● **WHAT IS EXPECTED**: Please repeat every line of the data below verbatim, with each character and number left unchanged.

>>

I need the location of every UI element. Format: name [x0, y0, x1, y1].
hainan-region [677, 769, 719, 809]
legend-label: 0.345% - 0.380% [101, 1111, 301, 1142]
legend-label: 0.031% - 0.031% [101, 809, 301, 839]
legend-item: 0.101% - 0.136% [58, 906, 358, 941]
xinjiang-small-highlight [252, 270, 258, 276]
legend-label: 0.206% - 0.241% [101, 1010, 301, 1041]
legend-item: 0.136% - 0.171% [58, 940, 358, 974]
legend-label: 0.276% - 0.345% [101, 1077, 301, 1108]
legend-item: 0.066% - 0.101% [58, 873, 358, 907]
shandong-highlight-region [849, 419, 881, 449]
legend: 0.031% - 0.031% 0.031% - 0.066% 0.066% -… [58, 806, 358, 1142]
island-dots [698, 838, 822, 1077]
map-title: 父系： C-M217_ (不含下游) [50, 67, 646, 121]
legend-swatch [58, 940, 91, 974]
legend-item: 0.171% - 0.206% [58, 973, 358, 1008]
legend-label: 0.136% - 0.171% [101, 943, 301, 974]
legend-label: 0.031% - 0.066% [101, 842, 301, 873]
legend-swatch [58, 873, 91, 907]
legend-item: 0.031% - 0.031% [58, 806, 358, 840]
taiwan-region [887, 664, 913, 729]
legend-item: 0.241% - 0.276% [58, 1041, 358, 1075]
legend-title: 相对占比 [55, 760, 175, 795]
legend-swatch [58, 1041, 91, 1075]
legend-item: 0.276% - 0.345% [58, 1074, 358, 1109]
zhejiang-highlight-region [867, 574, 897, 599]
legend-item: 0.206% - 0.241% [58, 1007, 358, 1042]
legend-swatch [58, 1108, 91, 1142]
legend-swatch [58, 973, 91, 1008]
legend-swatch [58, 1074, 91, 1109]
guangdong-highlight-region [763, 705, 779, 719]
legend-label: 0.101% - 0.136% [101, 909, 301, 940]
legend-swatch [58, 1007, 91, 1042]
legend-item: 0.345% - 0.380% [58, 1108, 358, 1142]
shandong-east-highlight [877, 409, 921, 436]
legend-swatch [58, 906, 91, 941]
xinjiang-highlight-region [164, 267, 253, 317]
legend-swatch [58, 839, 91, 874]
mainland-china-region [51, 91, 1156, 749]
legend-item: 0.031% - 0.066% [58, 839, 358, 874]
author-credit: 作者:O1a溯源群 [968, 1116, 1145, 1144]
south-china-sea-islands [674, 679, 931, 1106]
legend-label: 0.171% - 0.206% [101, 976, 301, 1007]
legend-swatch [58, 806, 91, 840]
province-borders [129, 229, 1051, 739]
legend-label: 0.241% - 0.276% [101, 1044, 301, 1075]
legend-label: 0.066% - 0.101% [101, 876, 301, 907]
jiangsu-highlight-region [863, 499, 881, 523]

<<

● **FINAL RESULT**:
I need the location of every UI element. Format: name [x0, y0, x1, y1].
hainan-region [677, 769, 719, 809]
legend-label: 0.345% - 0.380% [101, 1111, 301, 1142]
legend-label: 0.031% - 0.031% [101, 809, 301, 839]
legend-item: 0.101% - 0.136% [58, 906, 358, 941]
xinjiang-small-highlight [252, 270, 258, 276]
legend-label: 0.206% - 0.241% [101, 1010, 301, 1041]
legend-item: 0.136% - 0.171% [58, 940, 358, 974]
legend-label: 0.276% - 0.345% [101, 1077, 301, 1108]
legend-item: 0.066% - 0.101% [58, 873, 358, 907]
shandong-highlight-region [849, 419, 881, 449]
legend: 0.031% - 0.031% 0.031% - 0.066% 0.066% -… [58, 806, 358, 1142]
island-dots [698, 838, 822, 1077]
map-title: 父系： C-M217_ (不含下游) [50, 67, 646, 121]
legend-swatch [58, 940, 91, 974]
legend-item: 0.171% - 0.206% [58, 973, 358, 1008]
legend-label: 0.136% - 0.171% [101, 943, 301, 974]
legend-label: 0.031% - 0.066% [101, 842, 301, 873]
legend-swatch [58, 873, 91, 907]
legend-item: 0.031% - 0.031% [58, 806, 358, 840]
taiwan-region [887, 664, 913, 729]
legend-item: 0.241% - 0.276% [58, 1041, 358, 1075]
legend-title: 相对占比 [55, 760, 175, 795]
legend-swatch [58, 1041, 91, 1075]
legend-item: 0.276% - 0.345% [58, 1074, 358, 1109]
zhejiang-highlight-region [867, 574, 897, 599]
legend-item: 0.206% - 0.241% [58, 1007, 358, 1042]
legend-swatch [58, 1108, 91, 1142]
legend-swatch [58, 973, 91, 1008]
legend-swatch [58, 1074, 91, 1109]
guangdong-highlight-region [763, 705, 779, 719]
legend-label: 0.101% - 0.136% [101, 909, 301, 940]
legend-swatch [58, 1007, 91, 1042]
legend-item: 0.345% - 0.380% [58, 1108, 358, 1142]
shandong-east-highlight [877, 409, 921, 436]
legend-swatch [58, 906, 91, 941]
xinjiang-highlight-region [164, 267, 253, 317]
legend-swatch [58, 839, 91, 874]
mainland-china-region [51, 91, 1156, 749]
legend-item: 0.031% - 0.066% [58, 839, 358, 874]
author-credit: 作者:O1a溯源群 [968, 1116, 1145, 1144]
south-china-sea-islands [674, 679, 931, 1106]
legend-label: 0.171% - 0.206% [101, 976, 301, 1007]
legend-swatch [58, 806, 91, 840]
province-borders [129, 229, 1051, 739]
legend-label: 0.241% - 0.276% [101, 1044, 301, 1075]
legend-label: 0.066% - 0.101% [101, 876, 301, 907]
jiangsu-highlight-region [863, 499, 881, 523]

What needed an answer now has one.